(EXERCISE)
Which lines have the string "David"? Copy all of them from the entries below.

[Stored records]
• • • • •
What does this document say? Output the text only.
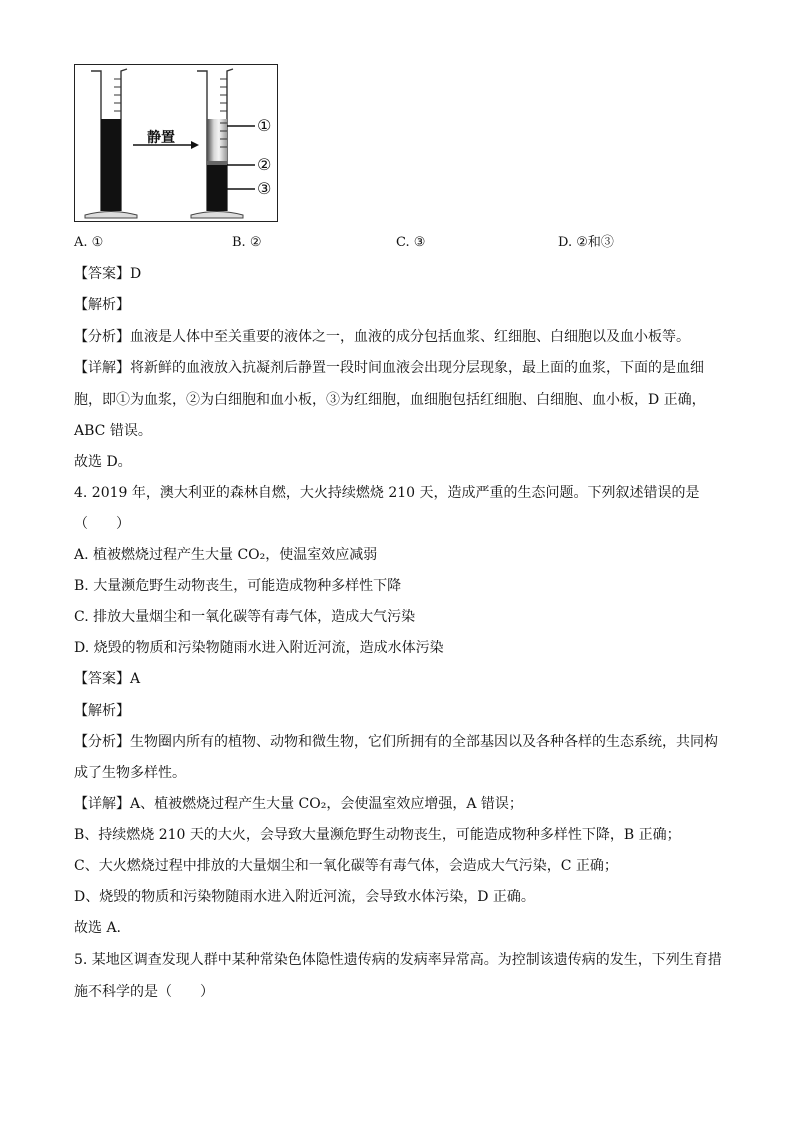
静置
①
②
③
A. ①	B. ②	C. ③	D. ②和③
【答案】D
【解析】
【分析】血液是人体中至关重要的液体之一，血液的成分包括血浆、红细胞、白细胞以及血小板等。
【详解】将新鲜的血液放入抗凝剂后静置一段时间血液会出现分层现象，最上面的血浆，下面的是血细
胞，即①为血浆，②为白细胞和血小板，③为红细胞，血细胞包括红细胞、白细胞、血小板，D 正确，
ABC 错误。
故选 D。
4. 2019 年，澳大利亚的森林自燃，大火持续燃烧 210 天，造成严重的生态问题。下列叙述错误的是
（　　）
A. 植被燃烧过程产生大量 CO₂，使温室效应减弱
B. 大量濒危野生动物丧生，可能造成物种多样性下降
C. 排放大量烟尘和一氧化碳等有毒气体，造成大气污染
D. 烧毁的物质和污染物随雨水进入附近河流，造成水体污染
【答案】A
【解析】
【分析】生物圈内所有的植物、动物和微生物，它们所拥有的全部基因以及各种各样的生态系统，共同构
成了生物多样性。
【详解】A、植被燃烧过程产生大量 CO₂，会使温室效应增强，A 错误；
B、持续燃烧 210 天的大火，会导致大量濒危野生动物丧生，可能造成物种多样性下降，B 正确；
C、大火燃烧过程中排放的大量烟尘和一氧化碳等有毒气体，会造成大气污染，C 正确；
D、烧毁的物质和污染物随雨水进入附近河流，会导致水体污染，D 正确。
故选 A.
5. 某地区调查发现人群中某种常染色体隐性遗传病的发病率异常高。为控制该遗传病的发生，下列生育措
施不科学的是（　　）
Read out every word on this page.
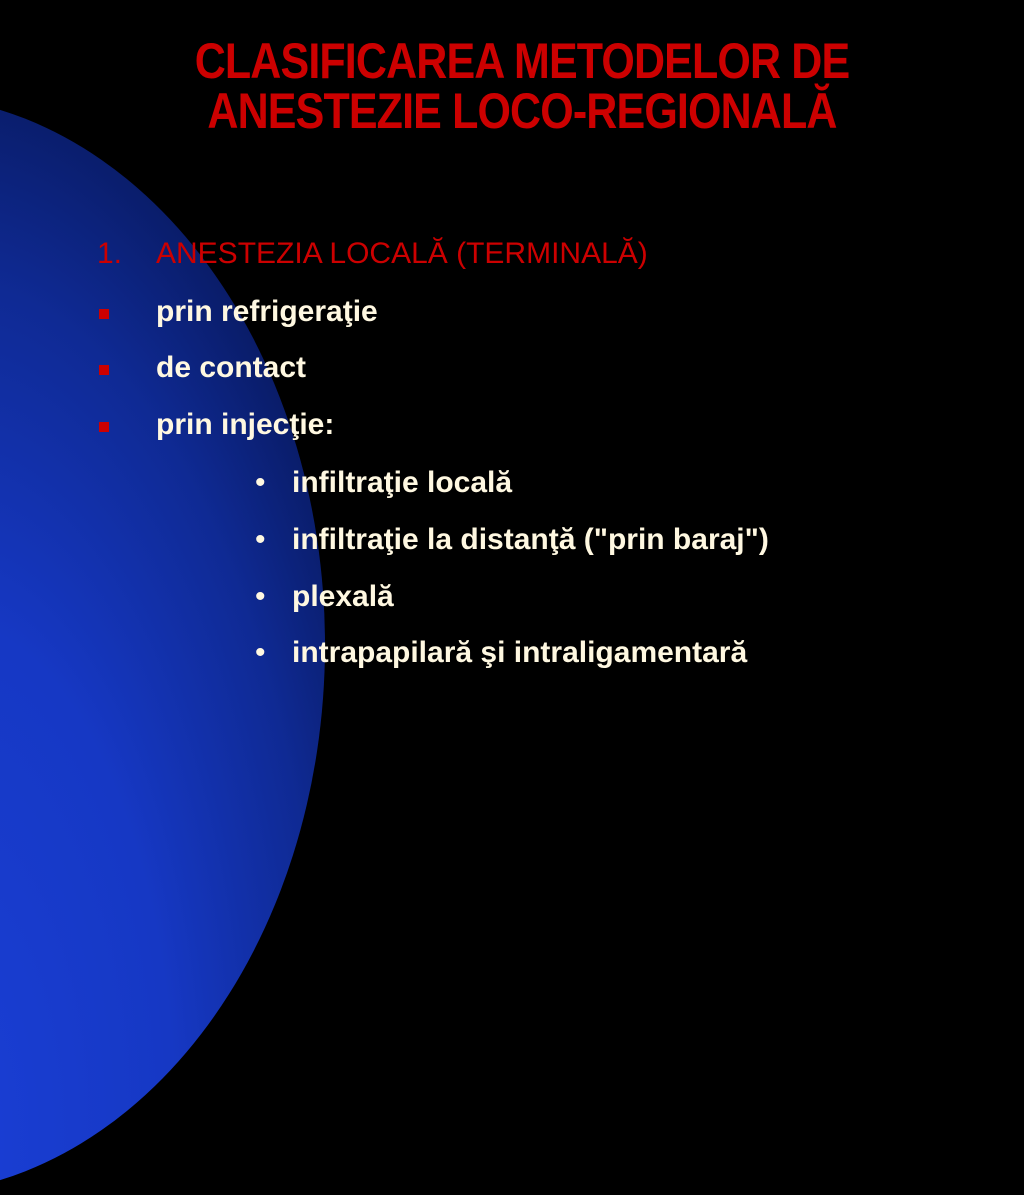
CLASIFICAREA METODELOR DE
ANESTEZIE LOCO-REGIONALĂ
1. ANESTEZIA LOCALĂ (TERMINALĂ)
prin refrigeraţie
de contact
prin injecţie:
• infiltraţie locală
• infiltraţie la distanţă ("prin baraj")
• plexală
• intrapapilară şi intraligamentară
• • • • •
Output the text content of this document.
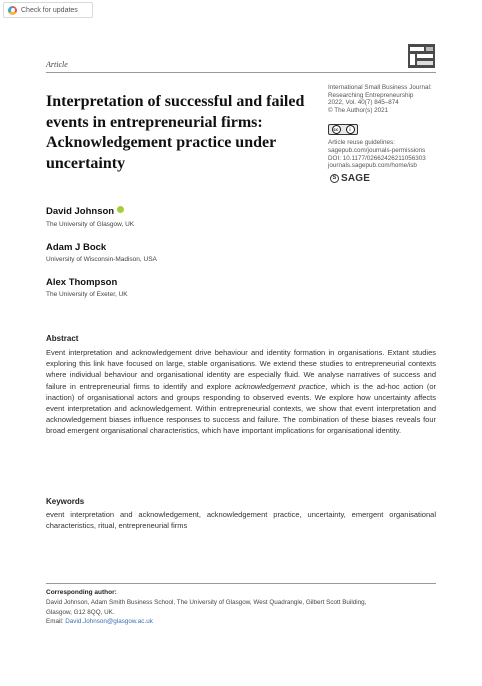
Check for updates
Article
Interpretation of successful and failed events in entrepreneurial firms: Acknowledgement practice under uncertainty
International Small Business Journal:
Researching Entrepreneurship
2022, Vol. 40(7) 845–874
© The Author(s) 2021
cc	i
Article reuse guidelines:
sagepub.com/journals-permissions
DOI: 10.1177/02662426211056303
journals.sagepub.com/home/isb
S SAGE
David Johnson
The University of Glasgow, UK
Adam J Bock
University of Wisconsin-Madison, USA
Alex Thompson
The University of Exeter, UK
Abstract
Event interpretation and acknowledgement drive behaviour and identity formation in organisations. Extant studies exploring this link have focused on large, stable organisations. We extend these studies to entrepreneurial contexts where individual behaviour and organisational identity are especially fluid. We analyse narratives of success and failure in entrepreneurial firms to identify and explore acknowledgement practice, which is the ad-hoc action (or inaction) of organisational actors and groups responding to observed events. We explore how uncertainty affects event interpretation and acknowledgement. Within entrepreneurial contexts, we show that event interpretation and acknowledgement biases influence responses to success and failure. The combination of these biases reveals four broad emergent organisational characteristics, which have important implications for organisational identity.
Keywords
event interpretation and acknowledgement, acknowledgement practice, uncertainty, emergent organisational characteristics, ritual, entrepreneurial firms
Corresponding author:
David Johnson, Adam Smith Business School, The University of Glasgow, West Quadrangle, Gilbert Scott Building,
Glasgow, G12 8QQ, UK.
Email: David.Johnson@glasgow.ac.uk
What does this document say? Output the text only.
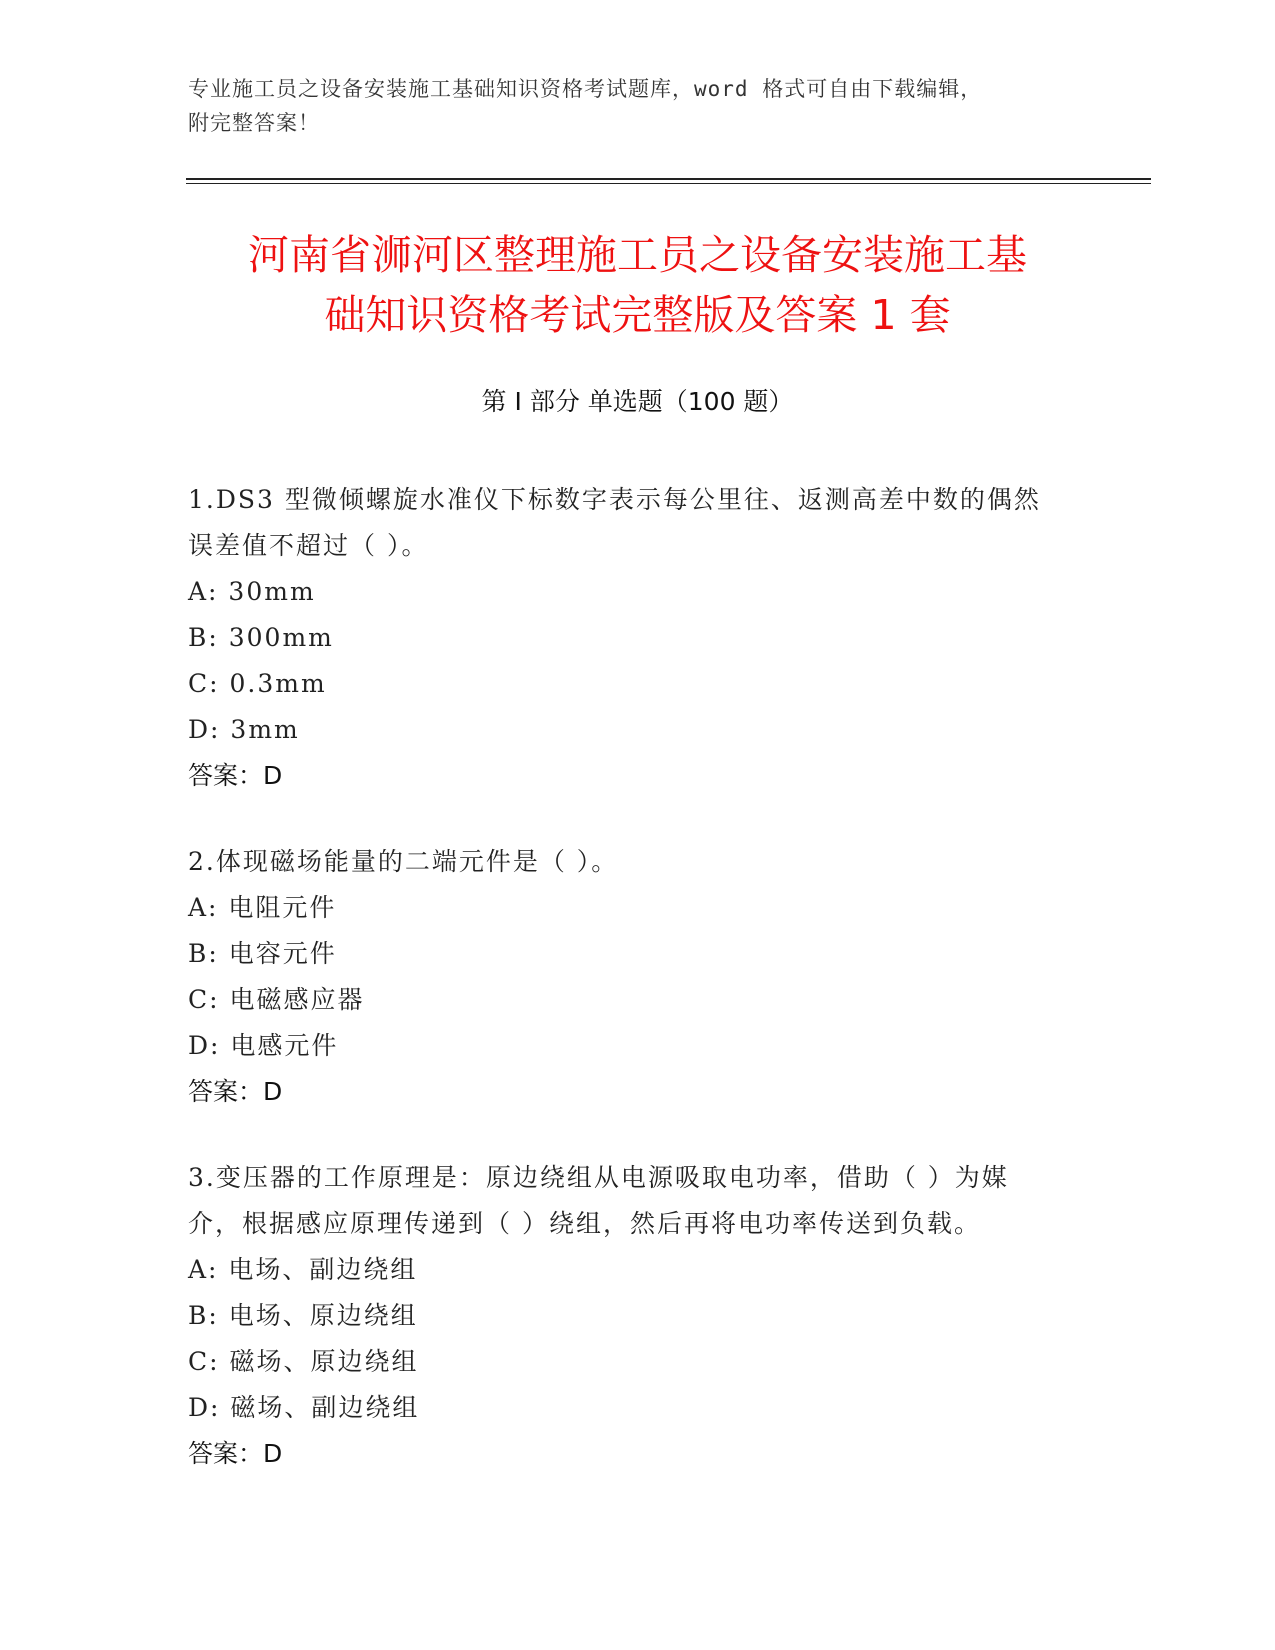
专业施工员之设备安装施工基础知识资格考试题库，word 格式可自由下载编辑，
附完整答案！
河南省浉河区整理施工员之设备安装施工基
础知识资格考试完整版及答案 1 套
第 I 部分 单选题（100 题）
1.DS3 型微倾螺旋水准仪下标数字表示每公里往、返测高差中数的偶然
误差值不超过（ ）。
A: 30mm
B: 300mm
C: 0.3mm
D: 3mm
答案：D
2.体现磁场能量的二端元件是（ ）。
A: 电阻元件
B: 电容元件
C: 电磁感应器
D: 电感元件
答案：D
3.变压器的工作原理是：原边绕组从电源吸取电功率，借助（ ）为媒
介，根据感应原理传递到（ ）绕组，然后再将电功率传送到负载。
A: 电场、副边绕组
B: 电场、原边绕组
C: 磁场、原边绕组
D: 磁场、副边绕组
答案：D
• • • • •
(ANSWER IN FULL)
David Johnson
David Johnson, Adam Smith Business School, The University of Glasgow, West Quadrangle, Gilbert Scott Building,
Email: David.Johnson@glasgow.ac.uk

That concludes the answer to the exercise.